Short exercise:
Without the pictures, return all of the material exactly as written.

Material for this task:
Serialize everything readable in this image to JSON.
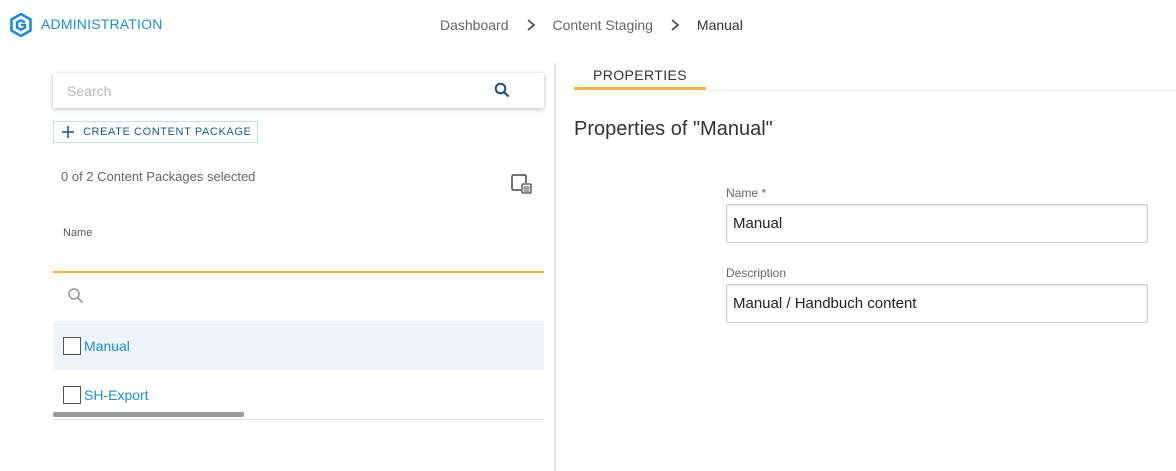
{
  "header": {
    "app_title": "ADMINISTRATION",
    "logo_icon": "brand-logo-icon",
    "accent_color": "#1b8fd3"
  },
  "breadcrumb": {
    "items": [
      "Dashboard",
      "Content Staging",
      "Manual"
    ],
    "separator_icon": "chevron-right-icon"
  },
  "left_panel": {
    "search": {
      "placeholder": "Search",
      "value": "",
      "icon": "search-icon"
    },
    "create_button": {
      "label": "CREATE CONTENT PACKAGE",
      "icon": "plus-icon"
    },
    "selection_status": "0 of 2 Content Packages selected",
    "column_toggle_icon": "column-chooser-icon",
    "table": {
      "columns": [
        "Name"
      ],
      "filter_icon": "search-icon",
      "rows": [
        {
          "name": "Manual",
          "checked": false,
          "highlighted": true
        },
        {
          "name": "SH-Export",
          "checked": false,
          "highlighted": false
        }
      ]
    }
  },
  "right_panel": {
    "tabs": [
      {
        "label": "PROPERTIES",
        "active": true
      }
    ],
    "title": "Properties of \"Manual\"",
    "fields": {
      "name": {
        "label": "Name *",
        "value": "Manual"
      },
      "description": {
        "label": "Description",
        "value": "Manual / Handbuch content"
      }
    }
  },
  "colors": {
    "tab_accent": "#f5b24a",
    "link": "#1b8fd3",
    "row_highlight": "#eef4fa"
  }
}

Final answer:
Serialize everything readable in this image to JSON.
{
  "header": {
    "app_title": "ADMINISTRATION",
    "logo_icon": "brand-logo-icon",
    "accent_color": "#1b8fd3"
  },
  "breadcrumb": {
    "items": [
      "Dashboard",
      "Content Staging",
      "Manual"
    ],
    "separator_icon": "chevron-right-icon"
  },
  "left_panel": {
    "search": {
      "placeholder": "Search",
      "value": "",
      "icon": "search-icon"
    },
    "create_button": {
      "label": "CREATE CONTENT PACKAGE",
      "icon": "plus-icon"
    },
    "selection_status": "0 of 2 Content Packages selected",
    "column_toggle_icon": "column-chooser-icon",
    "table": {
      "columns": [
        "Name"
      ],
      "filter_icon": "search-icon",
      "rows": [
        {
          "name": "Manual",
          "checked": false,
          "highlighted": true
        },
        {
          "name": "SH-Export",
          "checked": false,
          "highlighted": false
        }
      ]
    }
  },
  "right_panel": {
    "tabs": [
      {
        "label": "PROPERTIES",
        "active": true
      }
    ],
    "title": "Properties of \"Manual\"",
    "fields": {
      "name": {
        "label": "Name *",
        "value": "Manual"
      },
      "description": {
        "label": "Description",
        "value": "Manual / Handbuch content"
      }
    }
  },
  "colors": {
    "tab_accent": "#f5b24a",
    "link": "#1b8fd3",
    "row_highlight": "#eef4fa"
  }
}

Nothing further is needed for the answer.